**Written exercise A**
In the burger robot article, which tasks does the robot perform in building a burger?
**Written exercise B**
Could you print the passage of the burger robot article between "A project eight" and "ordering your burger.", inclusive?
**Written exercise C**
How would you render this sentence from the burger robot article in Spanish: "We spend more on our ingredients than any other burger restaurant."

A Robot Custom Builds Burgers From The Ground Up For Just $6

Creator, a new burger concept out of San Francisco, may very well be the future of burger restaurants. The staff are paid $16 an hour, the burgers are custom built with fresh beef ground to order, and they only cost $6 each. How is this possible, you ask? ROBOTS.

A project eight years in the making, Creator’s burger-building robot does everything in the burger construction process. It grinds the meat, grates the cheese, dispenses the sauces, toasts the buns… you get the picture. And it manages to do this all in just five minutes of you ordering your burger.

So how does Creator keep their costs so low for these robot-built burgers? “A lot of that comes from the savings on labor and kitchen space afforded by a robot cook,” CEO and co-founder Alex Vardakostas told TechCrunch. “We spend more on our ingredients than any other burger restaurant.”

**Supplied information**

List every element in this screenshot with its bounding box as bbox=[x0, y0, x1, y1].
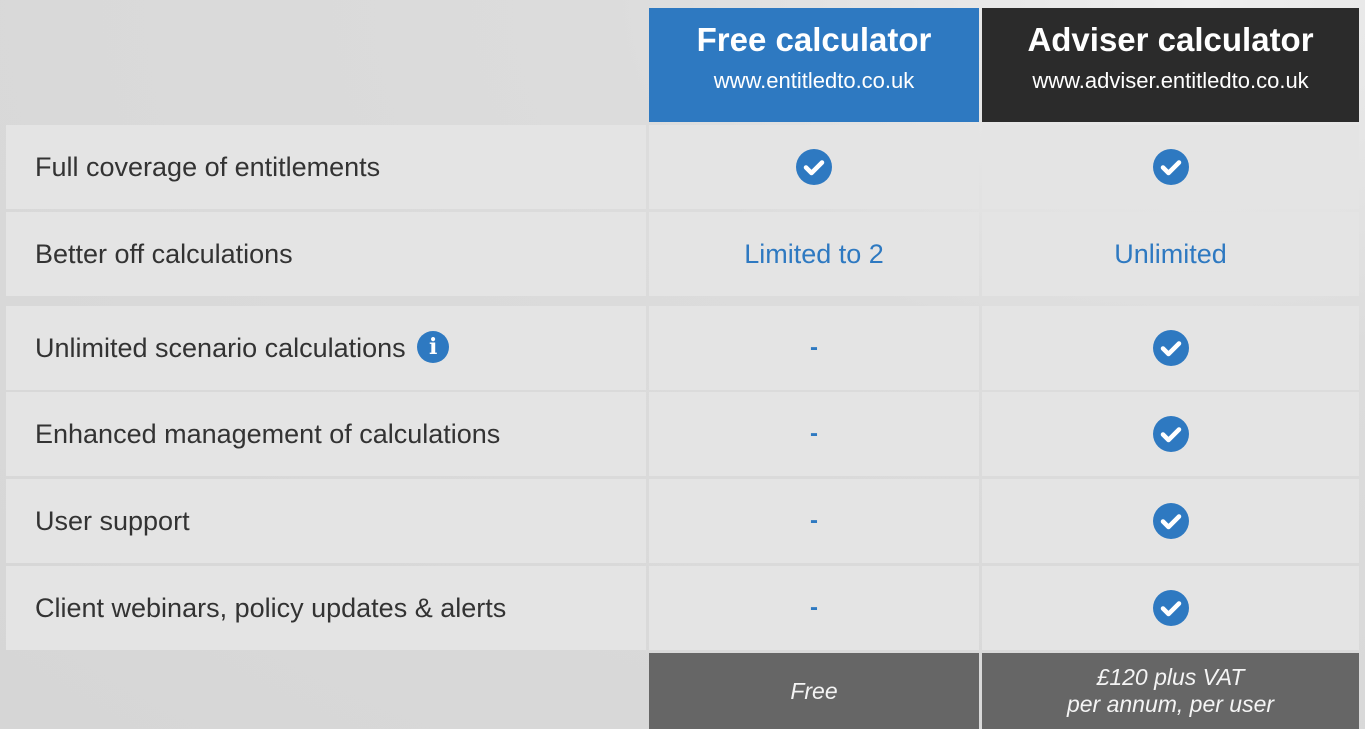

**Response A**
- Grinds the meat
- Grates the cheese
- Dispenses the sauces
- Toasts the buns

**Response B**
A project eight years in the making, Creator’s burger-building robot does everything in the burger construction process. It grinds the meat, grates the cheese, dispenses the sauces, toasts the buns… you get the picture. And it manages to do this all in just five minutes of you ordering your burger.

**Response C**
Gastamos más en nuestros ingredientes que cualquier otro restaurante de hamburguesas.